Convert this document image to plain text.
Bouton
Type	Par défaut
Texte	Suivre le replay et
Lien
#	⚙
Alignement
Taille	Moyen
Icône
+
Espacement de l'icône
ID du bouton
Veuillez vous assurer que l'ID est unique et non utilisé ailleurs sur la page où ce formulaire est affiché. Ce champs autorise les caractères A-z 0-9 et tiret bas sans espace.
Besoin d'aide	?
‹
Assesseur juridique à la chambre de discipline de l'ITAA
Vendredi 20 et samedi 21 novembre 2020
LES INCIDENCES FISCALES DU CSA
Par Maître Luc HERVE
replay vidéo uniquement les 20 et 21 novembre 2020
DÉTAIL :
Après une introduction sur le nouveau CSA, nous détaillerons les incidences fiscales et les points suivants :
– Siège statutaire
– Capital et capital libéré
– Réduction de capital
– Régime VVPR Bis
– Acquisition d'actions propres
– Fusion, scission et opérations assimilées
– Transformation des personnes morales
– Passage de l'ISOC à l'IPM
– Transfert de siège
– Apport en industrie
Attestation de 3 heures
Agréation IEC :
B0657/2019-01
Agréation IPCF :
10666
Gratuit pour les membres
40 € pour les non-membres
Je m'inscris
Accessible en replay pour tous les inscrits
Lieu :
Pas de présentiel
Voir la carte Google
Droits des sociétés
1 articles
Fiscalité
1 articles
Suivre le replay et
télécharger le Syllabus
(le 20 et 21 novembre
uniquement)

## THE REQUEST
Report the number of lines in the listing where the string "membres" appears, and nothing besides.

## THE RESULT
2